DOCUMENT EXCERPT -

Well, one visit to Egypt could have answered all these questions. Quarry marks occur in locations too numerous to mention, multiple examples being visible in every pyramid complex and on every mastaba field, one only has to open his/her eyes to see them. The mark in this picture appears on a block on top of the mastaba of Khafre (Chefren), a son of Khufu and most probably the person responsible for the second great pyramid of Giza. The mark shown here is therefore at least as old as the Great Pyramid, and has probaply been exposed to weathering for a long periode of time. Yet ist is clearly visible and the colour is still quite fresh.
Another example can be visited in Dahschur: during excavations in the late 1990's, many blocks from the Red Pyramid were collected and brought to a spot on the south east side of the pyramid, each block bearing a distinctive red quarry mark just like the ones found in the Great Pyramid. Contrary to what Sitchin tries to make out, this form of marking was obviously nothing out of the ordinary at all, but a perfectly standard procedure.
Some defenders of Sitchin's thesis have been demanding that the pigment of the markings should be carbon dated, orchemical analyses carried out on them. If the results were not found to be in alignment with the range of the alleged construction of the pyramid that would be proof positive that the quarry marks were not authentic.
Unfortunately, the proponents of this school of thought don't appear to have read even Sitchin correctly on this subject. On pg. 311 of the German edition of Stairway to heaven, the author explicitely states that analyses of this sort would be pointless, because the same paint was still being used in Vyse's time as duringe the pyramid era: ochre, an iron oxide common in Egypt that lacks any organic constituent at all, and is therefore completely undateable.
It has happened. In 2014 pictures appeared that show that the Khufu-cartouche was vandalised by unknown people. At at least half a dozen locations paint has been chiselled away. Who is responsible, what happened to the paint, if it has been analyse and what the results were is still unknown to this day.

WHAT TO DO -
List every person named in the passage on pyramid quarry marks. The records that come next are not needed for this work.

DATASET ROWS -
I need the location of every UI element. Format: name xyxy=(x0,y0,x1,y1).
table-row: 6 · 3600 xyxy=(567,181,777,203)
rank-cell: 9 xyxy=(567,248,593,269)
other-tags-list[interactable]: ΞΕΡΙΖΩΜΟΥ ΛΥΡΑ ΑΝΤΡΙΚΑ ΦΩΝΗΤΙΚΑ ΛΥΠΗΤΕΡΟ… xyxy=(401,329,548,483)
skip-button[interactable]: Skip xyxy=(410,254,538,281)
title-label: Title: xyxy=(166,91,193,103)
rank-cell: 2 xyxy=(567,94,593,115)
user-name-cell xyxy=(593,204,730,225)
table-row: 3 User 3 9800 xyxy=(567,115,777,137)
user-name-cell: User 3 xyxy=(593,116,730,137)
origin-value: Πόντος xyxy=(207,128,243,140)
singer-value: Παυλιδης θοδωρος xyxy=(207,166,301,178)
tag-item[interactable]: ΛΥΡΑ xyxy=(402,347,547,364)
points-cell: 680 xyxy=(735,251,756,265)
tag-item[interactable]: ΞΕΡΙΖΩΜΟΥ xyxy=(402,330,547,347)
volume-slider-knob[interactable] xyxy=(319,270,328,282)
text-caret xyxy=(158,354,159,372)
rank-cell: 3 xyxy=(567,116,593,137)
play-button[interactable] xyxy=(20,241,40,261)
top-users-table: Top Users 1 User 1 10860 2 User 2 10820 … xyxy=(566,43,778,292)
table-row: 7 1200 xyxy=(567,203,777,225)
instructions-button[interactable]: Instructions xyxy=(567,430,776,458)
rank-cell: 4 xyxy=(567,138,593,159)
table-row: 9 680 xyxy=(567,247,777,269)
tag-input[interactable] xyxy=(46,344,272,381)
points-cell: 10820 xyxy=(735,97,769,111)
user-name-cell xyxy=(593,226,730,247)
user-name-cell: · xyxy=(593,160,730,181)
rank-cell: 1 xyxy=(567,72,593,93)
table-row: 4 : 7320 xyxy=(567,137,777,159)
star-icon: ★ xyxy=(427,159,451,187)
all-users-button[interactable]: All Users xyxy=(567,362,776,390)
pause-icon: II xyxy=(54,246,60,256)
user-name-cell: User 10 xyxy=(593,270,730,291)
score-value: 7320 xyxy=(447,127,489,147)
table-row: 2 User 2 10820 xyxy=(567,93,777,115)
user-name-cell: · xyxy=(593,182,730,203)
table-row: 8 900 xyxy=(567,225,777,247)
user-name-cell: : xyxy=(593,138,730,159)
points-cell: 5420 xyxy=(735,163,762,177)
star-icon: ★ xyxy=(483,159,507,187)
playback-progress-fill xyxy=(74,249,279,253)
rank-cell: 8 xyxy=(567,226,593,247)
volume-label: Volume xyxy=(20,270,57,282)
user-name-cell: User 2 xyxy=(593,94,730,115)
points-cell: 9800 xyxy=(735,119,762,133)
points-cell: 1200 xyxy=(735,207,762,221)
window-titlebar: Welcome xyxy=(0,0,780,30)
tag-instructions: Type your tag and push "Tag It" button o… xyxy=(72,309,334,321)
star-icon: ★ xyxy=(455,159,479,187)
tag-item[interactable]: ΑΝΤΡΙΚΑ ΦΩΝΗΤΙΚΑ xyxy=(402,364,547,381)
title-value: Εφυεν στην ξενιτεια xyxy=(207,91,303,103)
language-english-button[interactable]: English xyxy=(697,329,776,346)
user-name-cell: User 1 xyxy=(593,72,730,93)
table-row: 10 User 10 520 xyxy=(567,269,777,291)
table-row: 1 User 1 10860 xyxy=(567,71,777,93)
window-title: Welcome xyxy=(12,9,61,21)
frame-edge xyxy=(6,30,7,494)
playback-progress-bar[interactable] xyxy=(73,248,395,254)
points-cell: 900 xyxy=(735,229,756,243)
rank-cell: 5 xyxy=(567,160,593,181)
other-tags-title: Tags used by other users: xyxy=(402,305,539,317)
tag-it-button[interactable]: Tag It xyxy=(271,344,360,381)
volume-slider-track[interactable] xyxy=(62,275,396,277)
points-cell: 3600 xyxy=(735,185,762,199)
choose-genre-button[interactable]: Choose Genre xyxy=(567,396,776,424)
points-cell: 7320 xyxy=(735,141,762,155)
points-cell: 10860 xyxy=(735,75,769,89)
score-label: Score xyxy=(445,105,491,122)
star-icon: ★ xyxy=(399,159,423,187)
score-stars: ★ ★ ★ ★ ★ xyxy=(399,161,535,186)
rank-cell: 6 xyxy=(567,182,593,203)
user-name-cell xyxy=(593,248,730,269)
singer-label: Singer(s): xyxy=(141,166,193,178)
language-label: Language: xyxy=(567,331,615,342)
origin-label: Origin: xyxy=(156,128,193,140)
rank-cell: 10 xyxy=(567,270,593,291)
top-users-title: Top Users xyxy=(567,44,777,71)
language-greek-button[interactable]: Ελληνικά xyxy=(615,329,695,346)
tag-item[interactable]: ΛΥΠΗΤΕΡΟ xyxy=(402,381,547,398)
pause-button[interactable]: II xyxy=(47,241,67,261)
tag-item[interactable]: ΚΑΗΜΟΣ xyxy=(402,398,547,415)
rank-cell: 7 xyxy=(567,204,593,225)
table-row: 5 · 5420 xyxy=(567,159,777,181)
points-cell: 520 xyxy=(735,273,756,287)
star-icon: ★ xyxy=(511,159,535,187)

CORRECT RESPONSE -
Khafre (Chefren), Khufu, Sitchin, Vyse